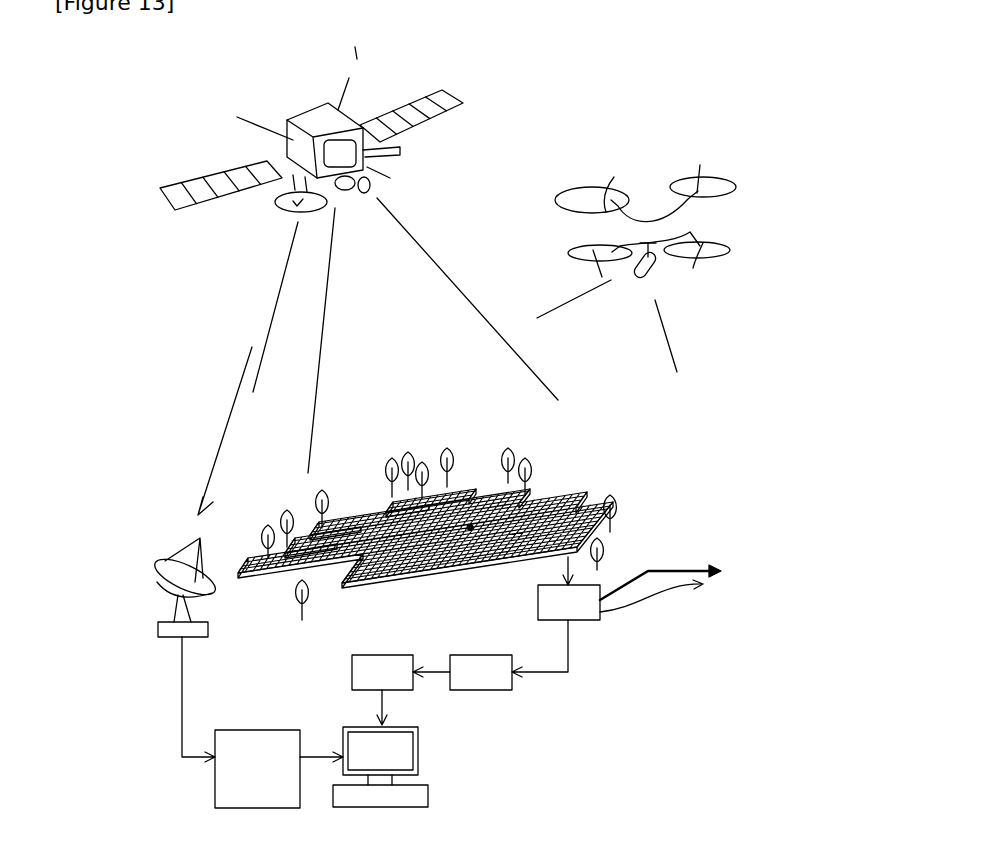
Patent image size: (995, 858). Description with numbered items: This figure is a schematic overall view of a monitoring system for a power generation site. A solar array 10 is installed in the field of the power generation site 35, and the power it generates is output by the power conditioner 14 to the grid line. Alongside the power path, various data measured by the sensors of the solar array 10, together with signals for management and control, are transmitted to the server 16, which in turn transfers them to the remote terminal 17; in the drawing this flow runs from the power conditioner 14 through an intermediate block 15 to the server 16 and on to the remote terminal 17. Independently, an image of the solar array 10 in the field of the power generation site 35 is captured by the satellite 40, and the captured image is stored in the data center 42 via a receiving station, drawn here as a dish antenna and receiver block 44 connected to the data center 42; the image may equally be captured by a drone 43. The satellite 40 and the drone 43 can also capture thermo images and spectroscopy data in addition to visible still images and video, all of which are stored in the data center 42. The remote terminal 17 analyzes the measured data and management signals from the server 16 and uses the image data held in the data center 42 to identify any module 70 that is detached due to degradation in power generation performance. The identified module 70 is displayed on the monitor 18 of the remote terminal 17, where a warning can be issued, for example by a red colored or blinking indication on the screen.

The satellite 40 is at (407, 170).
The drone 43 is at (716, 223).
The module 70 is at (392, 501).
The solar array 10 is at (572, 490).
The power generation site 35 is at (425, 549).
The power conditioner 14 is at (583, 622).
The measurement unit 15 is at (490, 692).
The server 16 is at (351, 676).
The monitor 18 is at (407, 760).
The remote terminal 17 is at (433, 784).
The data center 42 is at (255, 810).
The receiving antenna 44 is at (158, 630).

|---|

Problem to work on
Copy out the entries above word for word, leaving out the pictures.

Answer to this problem
Patent image size: (995, 858). Description with numbered items: This figure is a schematic overall view of a monitoring system for a power generation site. A solar array 10 is installed in the field of the power generation site 35, and the power it generates is output by the power conditioner 14 to the grid line. Alongside the power path, various data measured by the sensors of the solar array 10, together with signals for management and control, are transmitted to the server 16, which in turn transfers them to the remote terminal 17; in the drawing this flow runs from the power conditioner 14 through an intermediate block 15 to the server 16 and on to the remote terminal 17. Independently, an image of the solar array 10 in the field of the power generation site 35 is captured by the satellite 40, and the captured image is stored in the data center 42 via a receiving station, drawn here as a dish antenna and receiver block 44 connected to the data center 42; the image may equally be captured by a drone 43. The satellite 40 and the drone 43 can also capture thermo images and spectroscopy data in addition to visible still images and video, all of which are stored in the data center 42. The remote terminal 17 analyzes the measured data and management signals from the server 16 and uses the image data held in the data center 42 to identify any module 70 that is detached due to degradation in power generation performance. The identified module 70 is displayed on the monitor 18 of the remote terminal 17, where a warning can be issued, for example by a red colored or blinking indication on the screen.

The satellite 40 is at (407, 170).
The drone 43 is at (716, 223).
The module 70 is at (392, 501).
The solar array 10 is at (572, 490).
The power generation site 35 is at (425, 549).
The power conditioner 14 is at (583, 622).
The measurement unit 15 is at (490, 692).
The server 16 is at (351, 676).
The monitor 18 is at (407, 760).
The remote terminal 17 is at (433, 784).
The data center 42 is at (255, 810).
The receiving antenna 44 is at (158, 630).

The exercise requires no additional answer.